### Material for this exercise:
+ + + +

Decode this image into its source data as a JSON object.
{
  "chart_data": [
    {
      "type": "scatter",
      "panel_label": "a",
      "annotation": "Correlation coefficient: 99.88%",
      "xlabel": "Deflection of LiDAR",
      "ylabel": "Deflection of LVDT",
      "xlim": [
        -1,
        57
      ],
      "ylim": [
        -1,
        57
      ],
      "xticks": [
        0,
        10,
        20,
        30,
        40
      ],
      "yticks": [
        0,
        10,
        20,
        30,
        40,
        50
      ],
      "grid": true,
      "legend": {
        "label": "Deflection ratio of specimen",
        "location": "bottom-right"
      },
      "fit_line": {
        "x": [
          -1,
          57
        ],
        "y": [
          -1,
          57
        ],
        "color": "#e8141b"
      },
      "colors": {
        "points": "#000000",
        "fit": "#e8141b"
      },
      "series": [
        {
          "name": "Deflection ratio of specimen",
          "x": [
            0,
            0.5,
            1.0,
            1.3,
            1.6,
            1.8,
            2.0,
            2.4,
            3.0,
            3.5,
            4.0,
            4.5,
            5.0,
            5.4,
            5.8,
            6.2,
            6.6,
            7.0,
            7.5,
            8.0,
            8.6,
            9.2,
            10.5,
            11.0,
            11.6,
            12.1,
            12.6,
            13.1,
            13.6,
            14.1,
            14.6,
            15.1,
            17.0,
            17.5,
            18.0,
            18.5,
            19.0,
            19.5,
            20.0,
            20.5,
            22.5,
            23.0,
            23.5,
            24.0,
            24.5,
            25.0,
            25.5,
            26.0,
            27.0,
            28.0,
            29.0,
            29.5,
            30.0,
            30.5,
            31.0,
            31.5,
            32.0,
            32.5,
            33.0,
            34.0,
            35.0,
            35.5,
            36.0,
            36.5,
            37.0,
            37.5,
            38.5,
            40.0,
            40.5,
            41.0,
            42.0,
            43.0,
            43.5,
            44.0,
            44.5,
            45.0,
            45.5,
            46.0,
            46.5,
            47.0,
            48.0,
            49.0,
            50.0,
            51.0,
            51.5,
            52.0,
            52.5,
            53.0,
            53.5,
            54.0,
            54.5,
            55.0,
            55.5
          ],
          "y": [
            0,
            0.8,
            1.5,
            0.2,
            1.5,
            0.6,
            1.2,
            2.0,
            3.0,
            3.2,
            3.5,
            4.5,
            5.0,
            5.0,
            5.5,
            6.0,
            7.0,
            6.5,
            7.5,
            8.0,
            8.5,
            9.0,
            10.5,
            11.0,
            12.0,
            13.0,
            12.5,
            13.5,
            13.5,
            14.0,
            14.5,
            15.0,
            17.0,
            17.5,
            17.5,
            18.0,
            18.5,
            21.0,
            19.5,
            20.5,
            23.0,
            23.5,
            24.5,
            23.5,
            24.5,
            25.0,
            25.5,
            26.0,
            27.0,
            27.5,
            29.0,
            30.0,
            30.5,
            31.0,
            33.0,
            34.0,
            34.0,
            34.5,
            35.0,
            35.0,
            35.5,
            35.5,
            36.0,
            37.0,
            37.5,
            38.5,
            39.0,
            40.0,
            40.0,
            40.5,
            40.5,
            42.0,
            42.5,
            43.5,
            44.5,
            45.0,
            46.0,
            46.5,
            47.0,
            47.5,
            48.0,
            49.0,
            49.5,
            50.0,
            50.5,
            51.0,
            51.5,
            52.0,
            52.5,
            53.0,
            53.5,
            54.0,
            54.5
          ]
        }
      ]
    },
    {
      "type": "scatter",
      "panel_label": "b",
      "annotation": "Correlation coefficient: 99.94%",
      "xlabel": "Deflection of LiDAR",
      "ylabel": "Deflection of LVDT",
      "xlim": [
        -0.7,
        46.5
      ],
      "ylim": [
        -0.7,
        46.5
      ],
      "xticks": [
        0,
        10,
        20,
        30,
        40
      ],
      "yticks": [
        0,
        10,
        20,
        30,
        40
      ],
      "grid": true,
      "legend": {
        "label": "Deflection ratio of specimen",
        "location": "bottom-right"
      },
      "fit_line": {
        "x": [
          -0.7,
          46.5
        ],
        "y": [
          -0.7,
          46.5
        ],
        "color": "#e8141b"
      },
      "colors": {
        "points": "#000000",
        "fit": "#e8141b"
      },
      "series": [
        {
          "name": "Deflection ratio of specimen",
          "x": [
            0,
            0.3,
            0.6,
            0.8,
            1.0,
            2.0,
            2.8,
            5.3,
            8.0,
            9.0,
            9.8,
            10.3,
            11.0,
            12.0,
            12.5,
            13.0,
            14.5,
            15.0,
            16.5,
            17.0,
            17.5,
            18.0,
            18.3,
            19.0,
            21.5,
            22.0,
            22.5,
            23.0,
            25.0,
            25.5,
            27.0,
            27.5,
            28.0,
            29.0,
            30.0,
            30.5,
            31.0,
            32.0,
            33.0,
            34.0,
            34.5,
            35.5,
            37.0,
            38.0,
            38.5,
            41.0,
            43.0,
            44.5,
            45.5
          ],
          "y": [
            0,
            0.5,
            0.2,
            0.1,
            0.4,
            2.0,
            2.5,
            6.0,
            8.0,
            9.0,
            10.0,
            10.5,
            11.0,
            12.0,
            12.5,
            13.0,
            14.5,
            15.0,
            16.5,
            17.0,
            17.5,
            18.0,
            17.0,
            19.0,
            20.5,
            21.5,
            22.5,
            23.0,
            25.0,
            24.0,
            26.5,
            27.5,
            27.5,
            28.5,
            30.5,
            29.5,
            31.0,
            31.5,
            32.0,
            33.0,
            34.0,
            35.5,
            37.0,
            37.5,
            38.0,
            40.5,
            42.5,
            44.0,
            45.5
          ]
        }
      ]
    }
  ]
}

+ + + +

All of the records must be repeated exactly.

### Response to this task:
Decode this image into its source data as a JSON object.
{
  "chart_data": [
    {
      "type": "scatter",
      "panel_label": "a",
      "annotation": "Correlation coefficient: 99.88%",
      "xlabel": "Deflection of LiDAR",
      "ylabel": "Deflection of LVDT",
      "xlim": [
        -1,
        57
      ],
      "ylim": [
        -1,
        57
      ],
      "xticks": [
        0,
        10,
        20,
        30,
        40
      ],
      "yticks": [
        0,
        10,
        20,
        30,
        40,
        50
      ],
      "grid": true,
      "legend": {
        "label": "Deflection ratio of specimen",
        "location": "bottom-right"
      },
      "fit_line": {
        "x": [
          -1,
          57
        ],
        "y": [
          -1,
          57
        ],
        "color": "#e8141b"
      },
      "colors": {
        "points": "#000000",
        "fit": "#e8141b"
      },
      "series": [
        {
          "name": "Deflection ratio of specimen",
          "x": [
            0,
            0.5,
            1.0,
            1.3,
            1.6,
            1.8,
            2.0,
            2.4,
            3.0,
            3.5,
            4.0,
            4.5,
            5.0,
            5.4,
            5.8,
            6.2,
            6.6,
            7.0,
            7.5,
            8.0,
            8.6,
            9.2,
            10.5,
            11.0,
            11.6,
            12.1,
            12.6,
            13.1,
            13.6,
            14.1,
            14.6,
            15.1,
            17.0,
            17.5,
            18.0,
            18.5,
            19.0,
            19.5,
            20.0,
            20.5,
            22.5,
            23.0,
            23.5,
            24.0,
            24.5,
            25.0,
            25.5,
            26.0,
            27.0,
            28.0,
            29.0,
            29.5,
            30.0,
            30.5,
            31.0,
            31.5,
            32.0,
            32.5,
            33.0,
            34.0,
            35.0,
            35.5,
            36.0,
            36.5,
            37.0,
            37.5,
            38.5,
            40.0,
            40.5,
            41.0,
            42.0,
            43.0,
            43.5,
            44.0,
            44.5,
            45.0,
            45.5,
            46.0,
            46.5,
            47.0,
            48.0,
            49.0,
            50.0,
            51.0,
            51.5,
            52.0,
            52.5,
            53.0,
            53.5,
            54.0,
            54.5,
            55.0,
            55.5
          ],
          "y": [
            0,
            0.8,
            1.5,
            0.2,
            1.5,
            0.6,
            1.2,
            2.0,
            3.0,
            3.2,
            3.5,
            4.5,
            5.0,
            5.0,
            5.5,
            6.0,
            7.0,
            6.5,
            7.5,
            8.0,
            8.5,
            9.0,
            10.5,
            11.0,
            12.0,
            13.0,
            12.5,
            13.5,
            13.5,
            14.0,
            14.5,
            15.0,
            17.0,
            17.5,
            17.5,
            18.0,
            18.5,
            21.0,
            19.5,
            20.5,
            23.0,
            23.5,
            24.5,
            23.5,
            24.5,
            25.0,
            25.5,
            26.0,
            27.0,
            27.5,
            29.0,
            30.0,
            30.5,
            31.0,
            33.0,
            34.0,
            34.0,
            34.5,
            35.0,
            35.0,
            35.5,
            35.5,
            36.0,
            37.0,
            37.5,
            38.5,
            39.0,
            40.0,
            40.0,
            40.5,
            40.5,
            42.0,
            42.5,
            43.5,
            44.5,
            45.0,
            46.0,
            46.5,
            47.0,
            47.5,
            48.0,
            49.0,
            49.5,
            50.0,
            50.5,
            51.0,
            51.5,
            52.0,
            52.5,
            53.0,
            53.5,
            54.0,
            54.5
          ]
        }
      ]
    },
    {
      "type": "scatter",
      "panel_label": "b",
      "annotation": "Correlation coefficient: 99.94%",
      "xlabel": "Deflection of LiDAR",
      "ylabel": "Deflection of LVDT",
      "xlim": [
        -0.7,
        46.5
      ],
      "ylim": [
        -0.7,
        46.5
      ],
      "xticks": [
        0,
        10,
        20,
        30,
        40
      ],
      "yticks": [
        0,
        10,
        20,
        30,
        40
      ],
      "grid": true,
      "legend": {
        "label": "Deflection ratio of specimen",
        "location": "bottom-right"
      },
      "fit_line": {
        "x": [
          -0.7,
          46.5
        ],
        "y": [
          -0.7,
          46.5
        ],
        "color": "#e8141b"
      },
      "colors": {
        "points": "#000000",
        "fit": "#e8141b"
      },
      "series": [
        {
          "name": "Deflection ratio of specimen",
          "x": [
            0,
            0.3,
            0.6,
            0.8,
            1.0,
            2.0,
            2.8,
            5.3,
            8.0,
            9.0,
            9.8,
            10.3,
            11.0,
            12.0,
            12.5,
            13.0,
            14.5,
            15.0,
            16.5,
            17.0,
            17.5,
            18.0,
            18.3,
            19.0,
            21.5,
            22.0,
            22.5,
            23.0,
            25.0,
            25.5,
            27.0,
            27.5,
            28.0,
            29.0,
            30.0,
            30.5,
            31.0,
            32.0,
            33.0,
            34.0,
            34.5,
            35.5,
            37.0,
            38.0,
            38.5,
            41.0,
            43.0,
            44.5,
            45.5
          ],
          "y": [
            0,
            0.5,
            0.2,
            0.1,
            0.4,
            2.0,
            2.5,
            6.0,
            8.0,
            9.0,
            10.0,
            10.5,
            11.0,
            12.0,
            12.5,
            13.0,
            14.5,
            15.0,
            16.5,
            17.0,
            17.5,
            18.0,
            17.0,
            19.0,
            20.5,
            21.5,
            22.5,
            23.0,
            25.0,
            24.0,
            26.5,
            27.5,
            27.5,
            28.5,
            30.5,
            29.5,
            31.0,
            31.5,
            32.0,
            33.0,
            34.0,
            35.5,
            37.0,
            37.5,
            38.0,
            40.5,
            42.5,
            44.0,
            45.5
          ]
        }
      ]
    }
  ]
}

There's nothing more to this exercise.